= Task directions =
Look through the records that follow. Copy every line containing the word "salt".
════
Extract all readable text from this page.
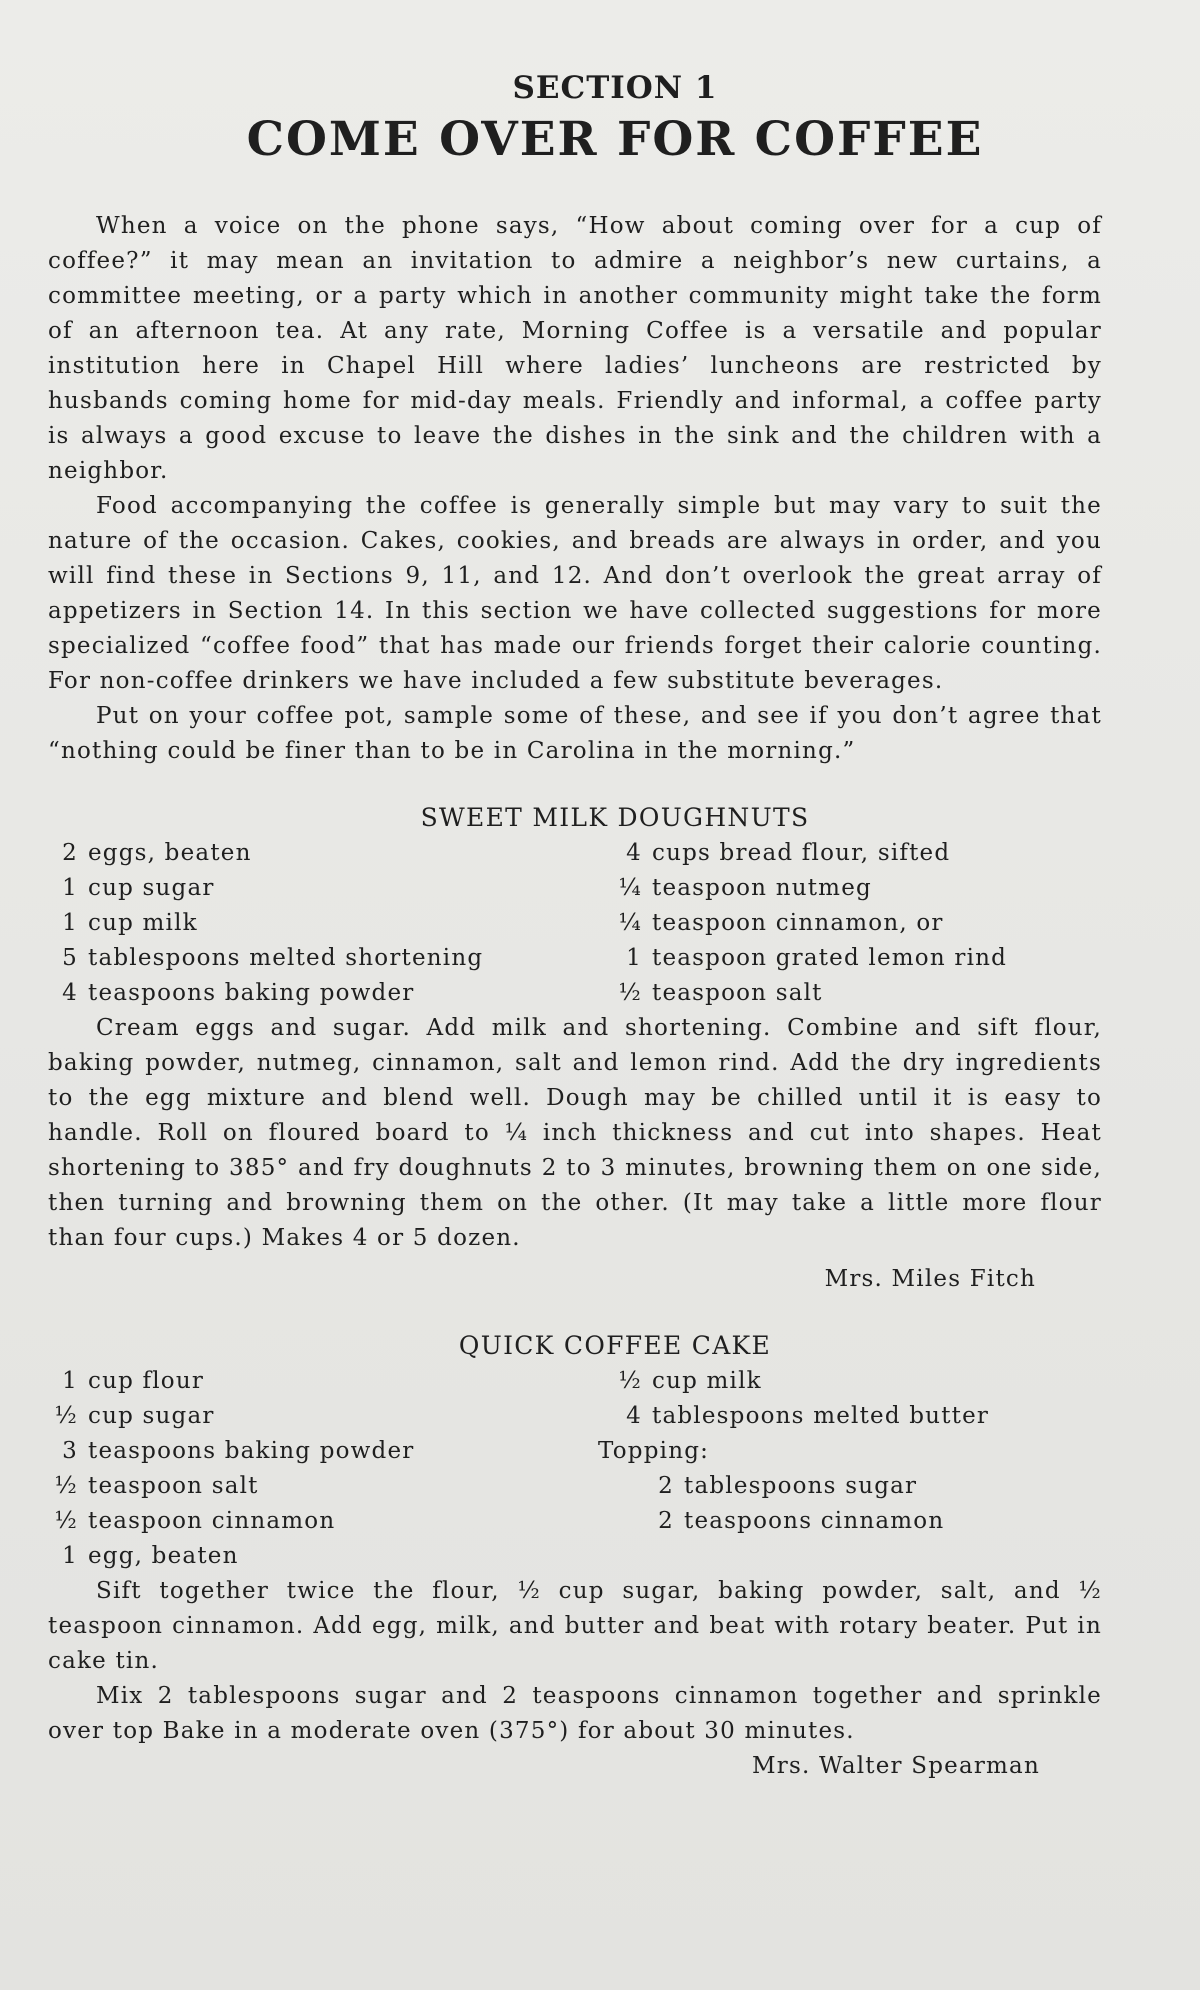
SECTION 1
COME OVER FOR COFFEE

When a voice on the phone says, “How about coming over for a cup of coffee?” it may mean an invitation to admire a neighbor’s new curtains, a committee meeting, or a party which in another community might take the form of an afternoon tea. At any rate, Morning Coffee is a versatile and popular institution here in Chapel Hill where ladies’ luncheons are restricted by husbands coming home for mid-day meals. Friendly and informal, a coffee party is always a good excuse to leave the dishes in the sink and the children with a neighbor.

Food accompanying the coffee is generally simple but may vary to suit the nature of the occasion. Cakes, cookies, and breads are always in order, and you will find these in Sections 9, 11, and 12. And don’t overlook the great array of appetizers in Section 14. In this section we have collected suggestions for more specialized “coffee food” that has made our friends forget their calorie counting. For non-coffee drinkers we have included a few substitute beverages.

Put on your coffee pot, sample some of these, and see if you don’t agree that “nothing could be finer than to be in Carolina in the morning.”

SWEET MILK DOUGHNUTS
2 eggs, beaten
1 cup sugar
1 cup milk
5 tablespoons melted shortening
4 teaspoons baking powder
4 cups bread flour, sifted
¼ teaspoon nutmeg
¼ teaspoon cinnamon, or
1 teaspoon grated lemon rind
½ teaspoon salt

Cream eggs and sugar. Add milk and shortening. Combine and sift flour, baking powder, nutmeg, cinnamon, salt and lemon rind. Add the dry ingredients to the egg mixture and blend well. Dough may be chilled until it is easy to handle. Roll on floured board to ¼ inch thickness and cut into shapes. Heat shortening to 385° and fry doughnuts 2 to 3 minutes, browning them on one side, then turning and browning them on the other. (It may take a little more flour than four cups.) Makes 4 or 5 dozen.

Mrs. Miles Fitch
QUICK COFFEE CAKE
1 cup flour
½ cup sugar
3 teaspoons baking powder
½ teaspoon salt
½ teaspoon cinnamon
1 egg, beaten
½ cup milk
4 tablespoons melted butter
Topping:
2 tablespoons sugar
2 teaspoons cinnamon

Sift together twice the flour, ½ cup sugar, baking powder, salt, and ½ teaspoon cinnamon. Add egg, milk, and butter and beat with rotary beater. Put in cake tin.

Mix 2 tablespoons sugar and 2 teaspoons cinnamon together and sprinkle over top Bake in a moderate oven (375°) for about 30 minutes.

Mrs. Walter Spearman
════
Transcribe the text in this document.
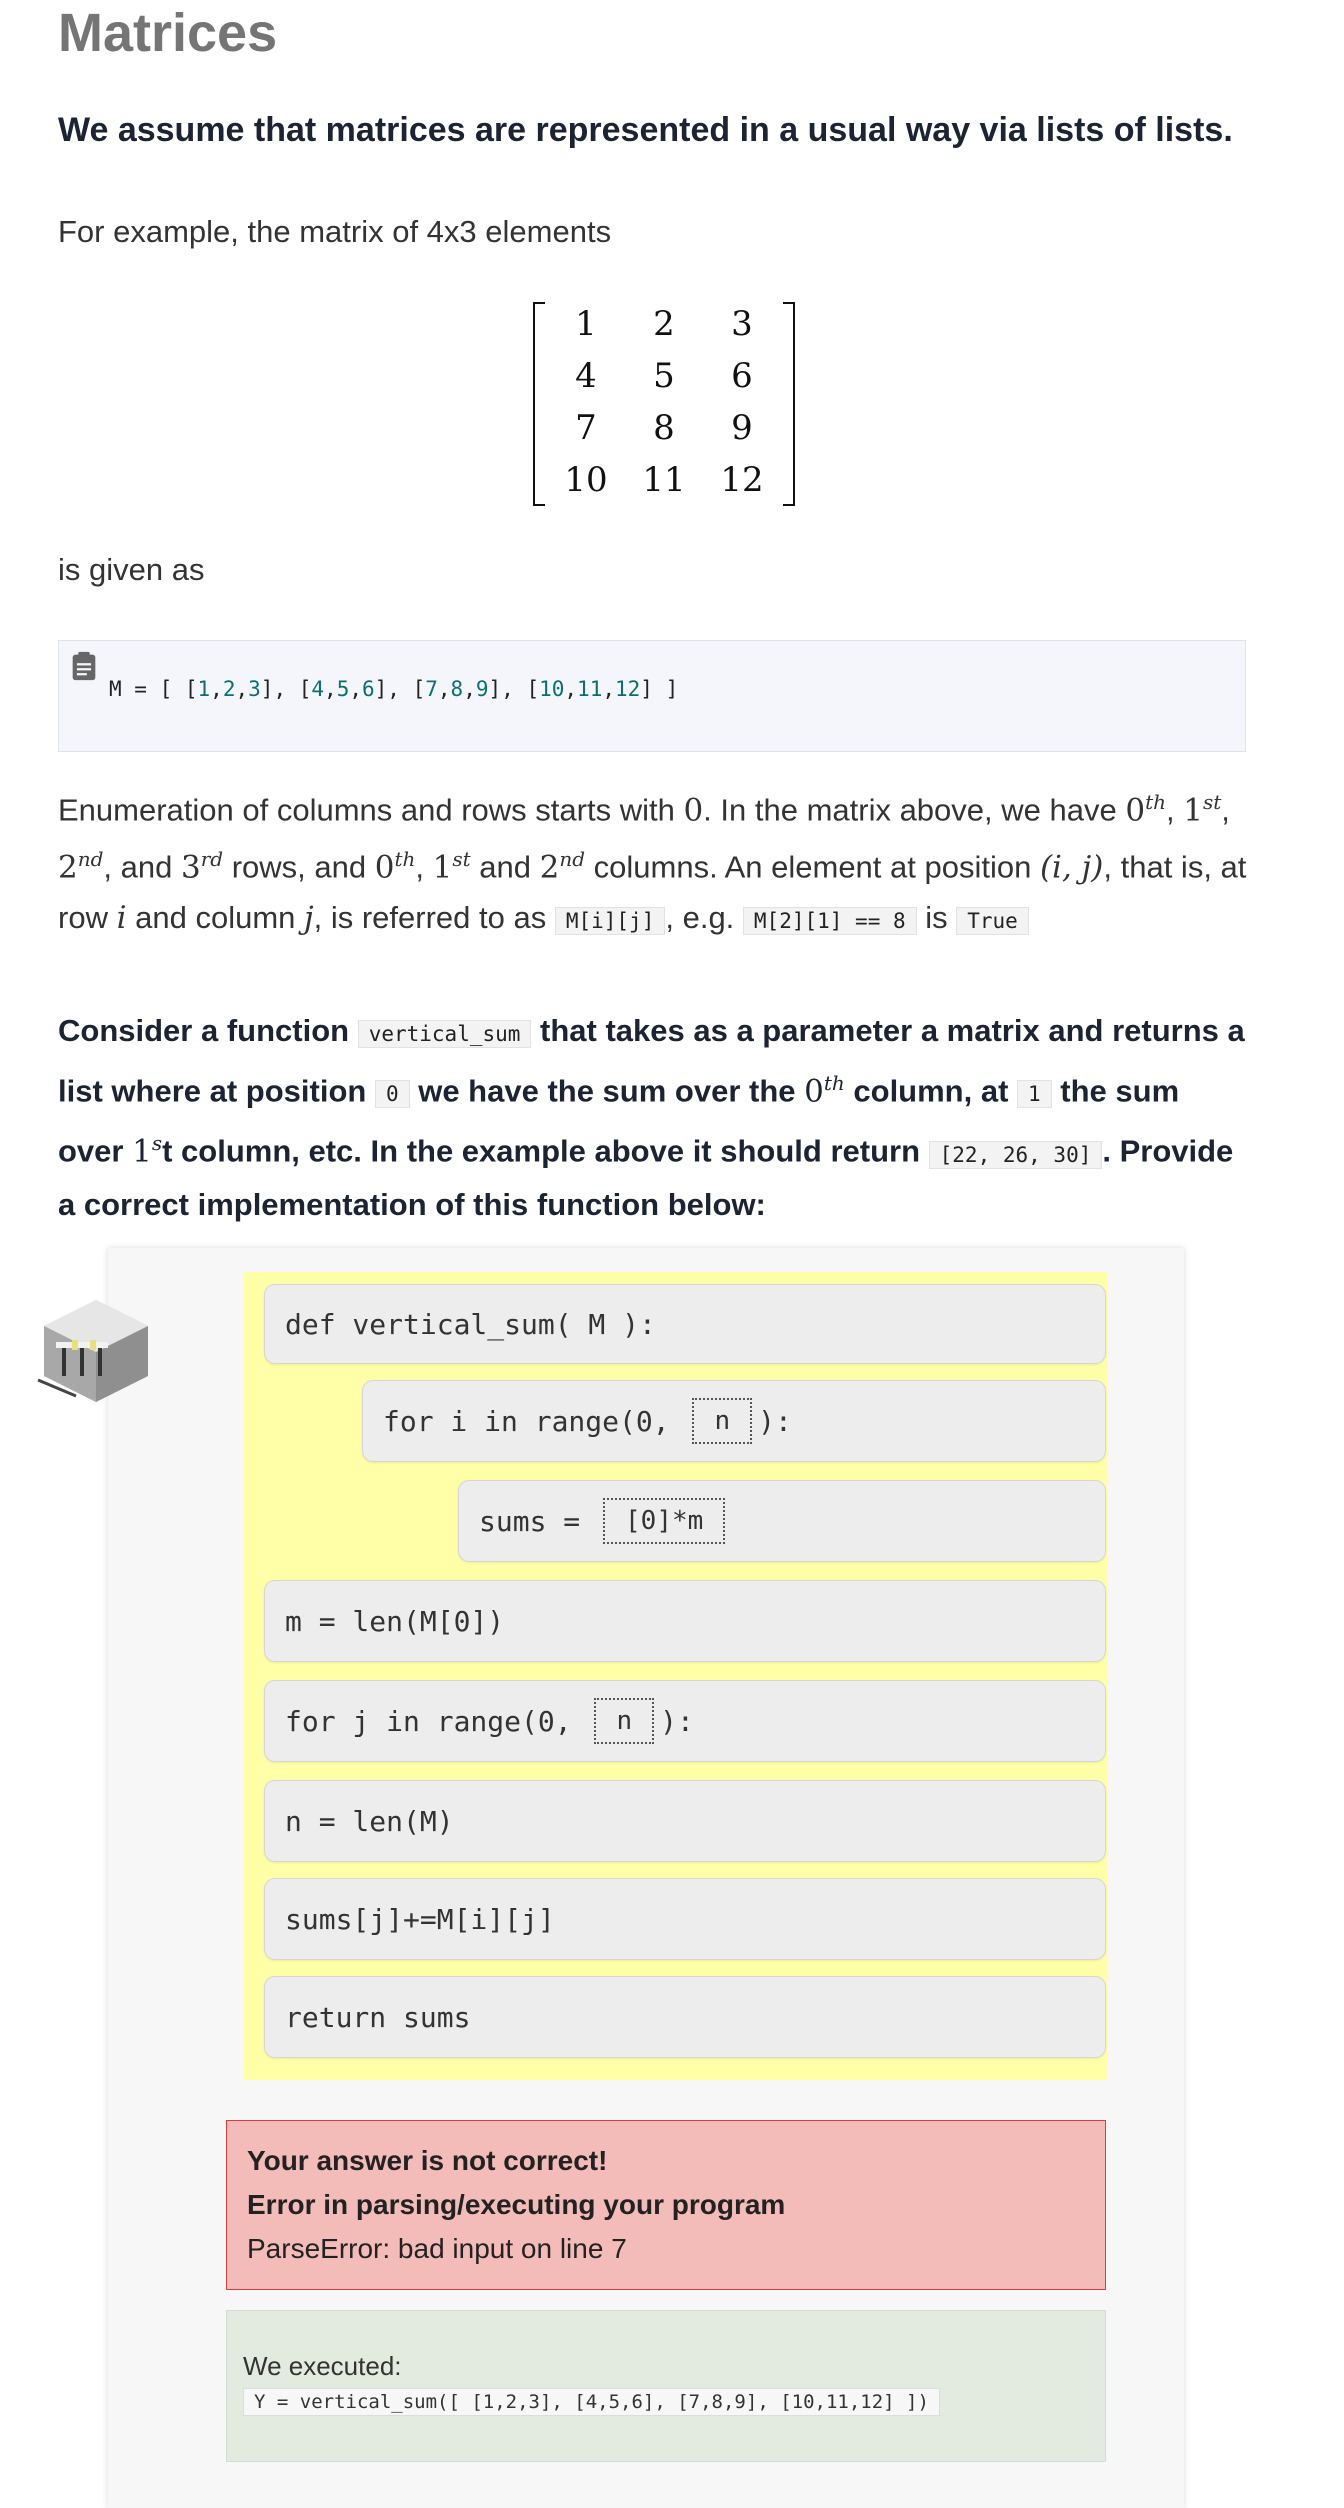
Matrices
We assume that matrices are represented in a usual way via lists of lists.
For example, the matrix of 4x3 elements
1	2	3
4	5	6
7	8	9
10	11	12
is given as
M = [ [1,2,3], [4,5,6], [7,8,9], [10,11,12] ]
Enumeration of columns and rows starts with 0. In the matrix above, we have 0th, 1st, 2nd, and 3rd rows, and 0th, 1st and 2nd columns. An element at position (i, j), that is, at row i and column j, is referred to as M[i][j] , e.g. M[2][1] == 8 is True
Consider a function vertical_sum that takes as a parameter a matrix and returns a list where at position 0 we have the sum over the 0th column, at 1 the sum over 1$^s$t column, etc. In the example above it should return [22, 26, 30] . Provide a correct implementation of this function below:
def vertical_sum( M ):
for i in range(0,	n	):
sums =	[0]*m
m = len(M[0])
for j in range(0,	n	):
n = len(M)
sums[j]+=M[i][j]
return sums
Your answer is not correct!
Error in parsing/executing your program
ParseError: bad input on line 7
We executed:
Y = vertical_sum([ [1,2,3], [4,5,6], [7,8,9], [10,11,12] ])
════
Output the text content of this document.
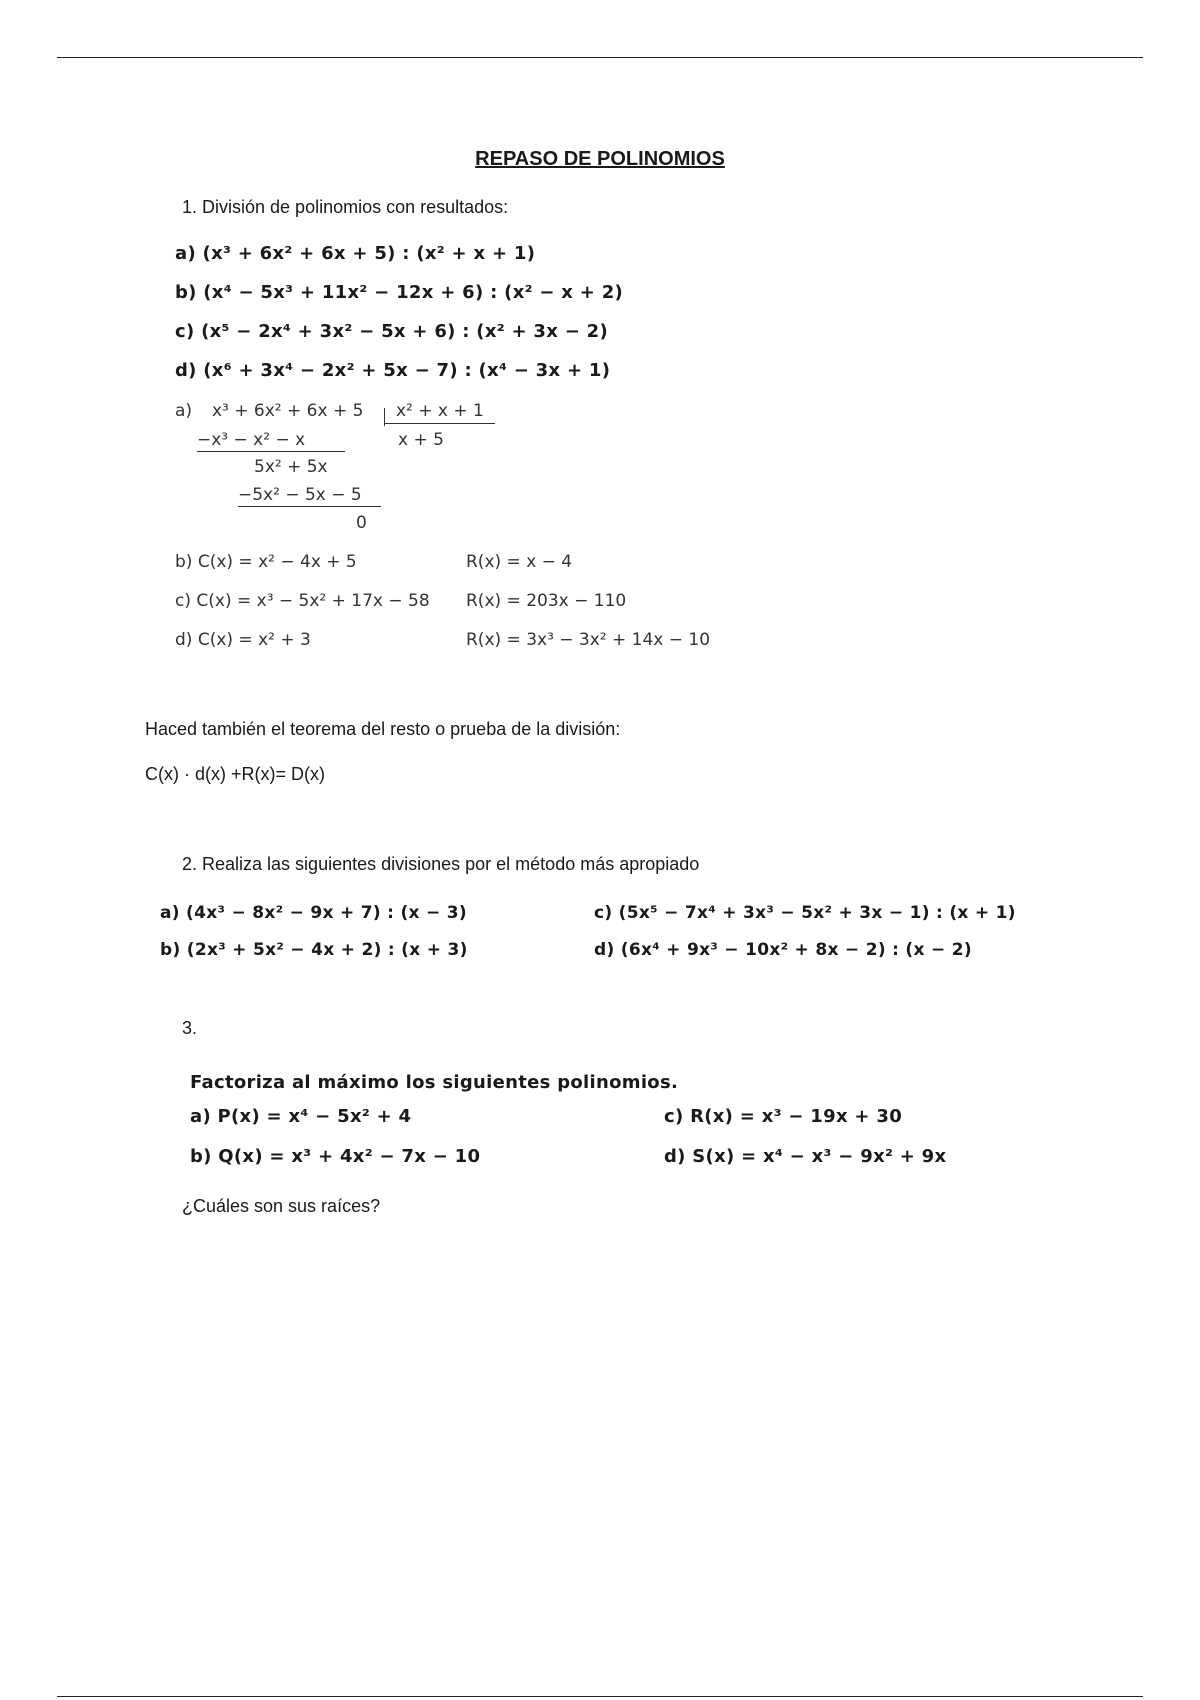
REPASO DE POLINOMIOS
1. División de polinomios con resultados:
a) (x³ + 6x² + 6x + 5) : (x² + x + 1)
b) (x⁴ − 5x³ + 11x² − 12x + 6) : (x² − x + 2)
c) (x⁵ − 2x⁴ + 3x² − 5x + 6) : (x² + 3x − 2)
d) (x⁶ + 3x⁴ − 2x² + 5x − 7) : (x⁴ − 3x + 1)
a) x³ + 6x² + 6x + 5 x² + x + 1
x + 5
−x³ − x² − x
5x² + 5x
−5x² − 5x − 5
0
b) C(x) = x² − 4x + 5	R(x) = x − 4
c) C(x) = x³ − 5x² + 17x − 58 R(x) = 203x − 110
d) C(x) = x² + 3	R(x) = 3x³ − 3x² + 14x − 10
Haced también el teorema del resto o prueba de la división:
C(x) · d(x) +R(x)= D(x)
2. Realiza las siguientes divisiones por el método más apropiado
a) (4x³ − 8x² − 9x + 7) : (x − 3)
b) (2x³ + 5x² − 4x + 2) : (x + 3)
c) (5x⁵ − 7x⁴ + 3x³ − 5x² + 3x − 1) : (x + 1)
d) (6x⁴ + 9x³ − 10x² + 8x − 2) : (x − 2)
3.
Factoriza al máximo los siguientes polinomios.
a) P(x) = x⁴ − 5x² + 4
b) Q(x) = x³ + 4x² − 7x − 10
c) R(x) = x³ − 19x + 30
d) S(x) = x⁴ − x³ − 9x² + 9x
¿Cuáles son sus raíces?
════
= Completed exercise =
½ teaspoon salt
Cream eggs and sugar. Add milk and shortening. Combine and sift flour, baking powder, nutmeg, cinnamon, salt and lemon rind. Add the dry ingredients to the egg mixture and blend well. Dough may be chilled until it is easy to handle. Roll on floured board to ¼ inch thickness and cut into shapes. Heat shortening to 385° and fry doughnuts 2 to 3 minutes, browning them on one side, then turning and browning them on the other. (It may take a little more flour than four cups.) Makes 4 or 5 dozen.
½ teaspoon salt
Sift together twice the flour, ½ cup sugar, baking powder, salt, and ½ teaspoon cinnamon. Add egg, milk, and butter and beat with rotary beater. Put in cake tin.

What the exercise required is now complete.